(Dataset items)
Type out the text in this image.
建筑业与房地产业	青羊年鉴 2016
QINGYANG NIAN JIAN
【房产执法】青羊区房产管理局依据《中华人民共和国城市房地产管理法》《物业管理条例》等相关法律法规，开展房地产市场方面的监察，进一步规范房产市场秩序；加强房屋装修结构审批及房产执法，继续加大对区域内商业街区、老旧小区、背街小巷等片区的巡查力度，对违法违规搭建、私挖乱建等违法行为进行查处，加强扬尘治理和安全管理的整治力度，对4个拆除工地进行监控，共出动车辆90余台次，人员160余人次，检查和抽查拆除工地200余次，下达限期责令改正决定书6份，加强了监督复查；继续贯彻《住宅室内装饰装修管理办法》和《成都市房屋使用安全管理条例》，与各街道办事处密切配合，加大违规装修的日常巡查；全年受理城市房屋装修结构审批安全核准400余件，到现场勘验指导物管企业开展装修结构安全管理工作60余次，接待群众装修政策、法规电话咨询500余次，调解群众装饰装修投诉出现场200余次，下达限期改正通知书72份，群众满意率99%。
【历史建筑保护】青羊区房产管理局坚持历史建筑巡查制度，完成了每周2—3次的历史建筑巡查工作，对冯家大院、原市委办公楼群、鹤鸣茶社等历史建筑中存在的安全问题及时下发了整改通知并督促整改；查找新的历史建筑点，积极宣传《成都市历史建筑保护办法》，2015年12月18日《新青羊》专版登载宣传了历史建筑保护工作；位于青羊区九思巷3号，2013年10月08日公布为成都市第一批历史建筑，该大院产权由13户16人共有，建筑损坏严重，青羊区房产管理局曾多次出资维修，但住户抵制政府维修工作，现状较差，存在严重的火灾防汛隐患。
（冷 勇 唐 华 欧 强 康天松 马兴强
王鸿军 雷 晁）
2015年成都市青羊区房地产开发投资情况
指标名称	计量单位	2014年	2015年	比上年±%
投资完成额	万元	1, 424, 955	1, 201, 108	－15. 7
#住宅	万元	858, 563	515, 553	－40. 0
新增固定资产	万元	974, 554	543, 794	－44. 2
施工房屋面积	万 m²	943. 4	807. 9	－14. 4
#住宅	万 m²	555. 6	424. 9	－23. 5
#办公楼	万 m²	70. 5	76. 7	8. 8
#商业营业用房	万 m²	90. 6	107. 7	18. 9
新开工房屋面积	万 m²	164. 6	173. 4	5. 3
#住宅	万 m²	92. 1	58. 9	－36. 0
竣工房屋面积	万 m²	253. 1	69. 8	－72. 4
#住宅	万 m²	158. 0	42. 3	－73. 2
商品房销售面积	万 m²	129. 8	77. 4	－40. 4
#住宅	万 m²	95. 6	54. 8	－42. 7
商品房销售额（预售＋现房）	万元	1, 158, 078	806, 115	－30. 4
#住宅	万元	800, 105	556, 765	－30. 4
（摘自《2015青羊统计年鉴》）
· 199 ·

EXERCISE BRIEF:
The entries above must be returned exactly.

FINAL ANSWER:
Type out the text in this image.
建筑业与房地产业	青羊年鉴 2016
QINGYANG NIAN JIAN
【房产执法】青羊区房产管理局依据《中华人民共和国城市房地产管理法》《物业管理条例》等相关法律法规，开展房地产市场方面的监察，进一步规范房产市场秩序；加强房屋装修结构审批及房产执法，继续加大对区域内商业街区、老旧小区、背街小巷等片区的巡查力度，对违法违规搭建、私挖乱建等违法行为进行查处，加强扬尘治理和安全管理的整治力度，对4个拆除工地进行监控，共出动车辆90余台次，人员160余人次，检查和抽查拆除工地200余次，下达限期责令改正决定书6份，加强了监督复查；继续贯彻《住宅室内装饰装修管理办法》和《成都市房屋使用安全管理条例》，与各街道办事处密切配合，加大违规装修的日常巡查；全年受理城市房屋装修结构审批安全核准400余件，到现场勘验指导物管企业开展装修结构安全管理工作60余次，接待群众装修政策、法规电话咨询500余次，调解群众装饰装修投诉出现场200余次，下达限期改正通知书72份，群众满意率99%。
【历史建筑保护】青羊区房产管理局坚持历史建筑巡查制度，完成了每周2—3次的历史建筑巡查工作，对冯家大院、原市委办公楼群、鹤鸣茶社等历史建筑中存在的安全问题及时下发了整改通知并督促整改；查找新的历史建筑点，积极宣传《成都市历史建筑保护办法》，2015年12月18日《新青羊》专版登载宣传了历史建筑保护工作；位于青羊区九思巷3号，2013年10月08日公布为成都市第一批历史建筑，该大院产权由13户16人共有，建筑损坏严重，青羊区房产管理局曾多次出资维修，但住户抵制政府维修工作，现状较差，存在严重的火灾防汛隐患。
（冷 勇 唐 华 欧 强 康天松 马兴强
王鸿军 雷 晁）
2015年成都市青羊区房地产开发投资情况
指标名称	计量单位	2014年	2015年	比上年±%
投资完成额	万元	1, 424, 955	1, 201, 108	－15. 7
#住宅	万元	858, 563	515, 553	－40. 0
新增固定资产	万元	974, 554	543, 794	－44. 2
施工房屋面积	万 m²	943. 4	807. 9	－14. 4
#住宅	万 m²	555. 6	424. 9	－23. 5
#办公楼	万 m²	70. 5	76. 7	8. 8
#商业营业用房	万 m²	90. 6	107. 7	18. 9
新开工房屋面积	万 m²	164. 6	173. 4	5. 3
#住宅	万 m²	92. 1	58. 9	－36. 0
竣工房屋面积	万 m²	253. 1	69. 8	－72. 4
#住宅	万 m²	158. 0	42. 3	－73. 2
商品房销售面积	万 m²	129. 8	77. 4	－40. 4
#住宅	万 m²	95. 6	54. 8	－42. 7
商品房销售额（预售＋现房）	万元	1, 158, 078	806, 115	－30. 4
#住宅	万元	800, 105	556, 765	－30. 4
（摘自《2015青羊统计年鉴》）
· 199 ·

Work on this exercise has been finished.